Below is a listing to transcribe in full and exactly; keep the pictures out.

--

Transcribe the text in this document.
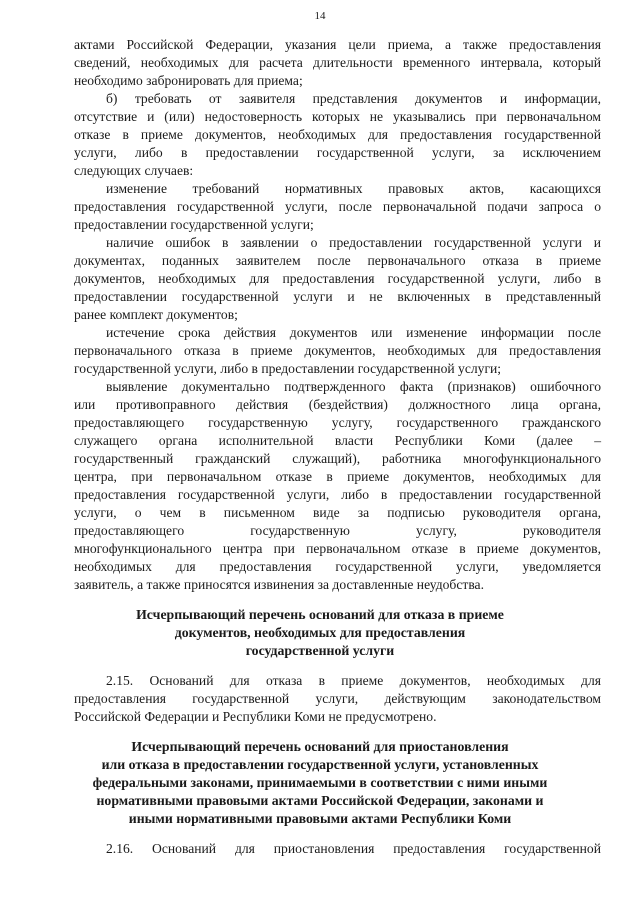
14
актами Российской Федерации, указания цели приема, а также предоставления
сведений, необходимых для расчета длительности временного интервала, который
необходимо забронировать для приема;
б) требовать от заявителя представления документов и информации,
отсутствие и (или) недостоверность которых не указывались при первоначальном
отказе в приеме документов, необходимых для предоставления государственной
услуги, либо в предоставлении государственной услуги, за исключением
следующих случаев:
изменение требований нормативных правовых актов, касающихся
предоставления государственной услуги, после первоначальной подачи запроса о
предоставлении государственной услуги;
наличие ошибок в заявлении о предоставлении государственной услуги и
документах, поданных заявителем после первоначального отказа в приеме
документов, необходимых для предоставления государственной услуги, либо в
предоставлении государственной услуги и не включенных в представленный
ранее комплект документов;
истечение срока действия документов или изменение информации после
первоначального отказа в приеме документов, необходимых для предоставления
государственной услуги, либо в предоставлении государственной услуги;
выявление документально подтвержденного факта (признаков) ошибочного
или противоправного действия (бездействия) должностного лица органа,
предоставляющего государственную услугу, государственного гражданского
служащего органа исполнительной власти Республики Коми (далее –
государственный гражданский служащий), работника многофункционального
центра, при первоначальном отказе в приеме документов, необходимых для
предоставления государственной услуги, либо в предоставлении государственной
услуги, о чем в письменном виде за подписью руководителя органа,
предоставляющего государственную услугу, руководителя
многофункционального центра при первоначальном отказе в приеме документов,
необходимых для предоставления государственной услуги, уведомляется
заявитель, а также приносятся извинения за доставленные неудобства.
Исчерпывающий перечень оснований для отказа в приеме
документов, необходимых для предоставления
государственной услуги
2.15. Оснований для отказа в приеме документов, необходимых для
предоставления государственной услуги, действующим законодательством
Российской Федерации и Республики Коми не предусмотрено.
Исчерпывающий перечень оснований для приостановления
или отказа в предоставлении государственной услуги, установленных
федеральными законами, принимаемыми в соответствии с ними иными
нормативными правовыми актами Российской Федерации, законами и
иными нормативными правовыми актами Республики Коми
2.16. Оснований для приостановления предоставления государственной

--

▶ Correct output:
Transcribe the text in this document.
14
актами Российской Федерации, указания цели приема, а также предоставления
сведений, необходимых для расчета длительности временного интервала, который
необходимо забронировать для приема;
б) требовать от заявителя представления документов и информации,
отсутствие и (или) недостоверность которых не указывались при первоначальном
отказе в приеме документов, необходимых для предоставления государственной
услуги, либо в предоставлении государственной услуги, за исключением
следующих случаев:
изменение требований нормативных правовых актов, касающихся
предоставления государственной услуги, после первоначальной подачи запроса о
предоставлении государственной услуги;
наличие ошибок в заявлении о предоставлении государственной услуги и
документах, поданных заявителем после первоначального отказа в приеме
документов, необходимых для предоставления государственной услуги, либо в
предоставлении государственной услуги и не включенных в представленный
ранее комплект документов;
истечение срока действия документов или изменение информации после
первоначального отказа в приеме документов, необходимых для предоставления
государственной услуги, либо в предоставлении государственной услуги;
выявление документально подтвержденного факта (признаков) ошибочного
или противоправного действия (бездействия) должностного лица органа,
предоставляющего государственную услугу, государственного гражданского
служащего органа исполнительной власти Республики Коми (далее –
государственный гражданский служащий), работника многофункционального
центра, при первоначальном отказе в приеме документов, необходимых для
предоставления государственной услуги, либо в предоставлении государственной
услуги, о чем в письменном виде за подписью руководителя органа,
предоставляющего государственную услугу, руководителя
многофункционального центра при первоначальном отказе в приеме документов,
необходимых для предоставления государственной услуги, уведомляется
заявитель, а также приносятся извинения за доставленные неудобства.
Исчерпывающий перечень оснований для отказа в приеме
документов, необходимых для предоставления
государственной услуги
2.15. Оснований для отказа в приеме документов, необходимых для
предоставления государственной услуги, действующим законодательством
Российской Федерации и Республики Коми не предусмотрено.
Исчерпывающий перечень оснований для приостановления
или отказа в предоставлении государственной услуги, установленных
федеральными законами, принимаемыми в соответствии с ними иными
нормативными правовыми актами Российской Федерации, законами и
иными нормативными правовыми актами Республики Коми
2.16. Оснований для приостановления предоставления государственной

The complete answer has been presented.